• **SET EXERCISE**: Every entry needs to be printed exactly, please.

• **DATA EXTRACT**:
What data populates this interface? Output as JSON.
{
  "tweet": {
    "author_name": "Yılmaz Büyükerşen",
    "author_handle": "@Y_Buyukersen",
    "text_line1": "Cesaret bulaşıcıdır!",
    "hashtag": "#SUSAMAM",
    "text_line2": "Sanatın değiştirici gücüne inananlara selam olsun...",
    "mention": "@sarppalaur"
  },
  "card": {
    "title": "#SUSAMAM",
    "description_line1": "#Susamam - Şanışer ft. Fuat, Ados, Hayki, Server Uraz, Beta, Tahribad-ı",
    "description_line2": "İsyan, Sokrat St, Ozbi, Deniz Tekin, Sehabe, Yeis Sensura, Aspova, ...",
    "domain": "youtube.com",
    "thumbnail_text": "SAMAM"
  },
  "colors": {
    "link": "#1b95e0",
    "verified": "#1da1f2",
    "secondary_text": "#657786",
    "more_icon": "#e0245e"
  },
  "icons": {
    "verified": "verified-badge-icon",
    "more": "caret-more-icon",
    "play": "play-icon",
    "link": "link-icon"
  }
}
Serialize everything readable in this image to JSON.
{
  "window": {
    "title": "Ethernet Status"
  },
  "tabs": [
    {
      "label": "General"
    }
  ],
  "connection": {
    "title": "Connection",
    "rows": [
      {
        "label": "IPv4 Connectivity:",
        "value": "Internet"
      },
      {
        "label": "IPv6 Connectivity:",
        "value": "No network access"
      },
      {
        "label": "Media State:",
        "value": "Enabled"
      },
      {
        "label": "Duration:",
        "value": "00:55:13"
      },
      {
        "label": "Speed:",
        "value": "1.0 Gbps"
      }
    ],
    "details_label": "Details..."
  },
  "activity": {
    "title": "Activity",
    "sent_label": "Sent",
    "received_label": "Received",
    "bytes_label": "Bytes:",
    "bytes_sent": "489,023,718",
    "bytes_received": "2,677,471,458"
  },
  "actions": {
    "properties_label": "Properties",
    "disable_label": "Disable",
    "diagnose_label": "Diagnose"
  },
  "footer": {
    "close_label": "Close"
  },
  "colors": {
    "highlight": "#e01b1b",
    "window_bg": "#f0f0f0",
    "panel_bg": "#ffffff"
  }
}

• **FINAL ANSWER**:
What data populates this interface? Output as JSON.
{
  "tweet": {
    "author_name": "Yılmaz Büyükerşen",
    "author_handle": "@Y_Buyukersen",
    "text_line1": "Cesaret bulaşıcıdır!",
    "hashtag": "#SUSAMAM",
    "text_line2": "Sanatın değiştirici gücüne inananlara selam olsun...",
    "mention": "@sarppalaur"
  },
  "card": {
    "title": "#SUSAMAM",
    "description_line1": "#Susamam - Şanışer ft. Fuat, Ados, Hayki, Server Uraz, Beta, Tahribad-ı",
    "description_line2": "İsyan, Sokrat St, Ozbi, Deniz Tekin, Sehabe, Yeis Sensura, Aspova, ...",
    "domain": "youtube.com",
    "thumbnail_text": "SAMAM"
  },
  "colors": {
    "link": "#1b95e0",
    "verified": "#1da1f2",
    "secondary_text": "#657786",
    "more_icon": "#e0245e"
  },
  "icons": {
    "verified": "verified-badge-icon",
    "more": "caret-more-icon",
    "play": "play-icon",
    "link": "link-icon"
  }
}
Serialize everything readable in this image to JSON.
{
  "window": {
    "title": "Ethernet Status"
  },
  "tabs": [
    {
      "label": "General"
    }
  ],
  "connection": {
    "title": "Connection",
    "rows": [
      {
        "label": "IPv4 Connectivity:",
        "value": "Internet"
      },
      {
        "label": "IPv6 Connectivity:",
        "value": "No network access"
      },
      {
        "label": "Media State:",
        "value": "Enabled"
      },
      {
        "label": "Duration:",
        "value": "00:55:13"
      },
      {
        "label": "Speed:",
        "value": "1.0 Gbps"
      }
    ],
    "details_label": "Details..."
  },
  "activity": {
    "title": "Activity",
    "sent_label": "Sent",
    "received_label": "Received",
    "bytes_label": "Bytes:",
    "bytes_sent": "489,023,718",
    "bytes_received": "2,677,471,458"
  },
  "actions": {
    "properties_label": "Properties",
    "disable_label": "Disable",
    "diagnose_label": "Diagnose"
  },
  "footer": {
    "close_label": "Close"
  },
  "colors": {
    "highlight": "#e01b1b",
    "window_bg": "#f0f0f0",
    "panel_bg": "#ffffff"
  }
}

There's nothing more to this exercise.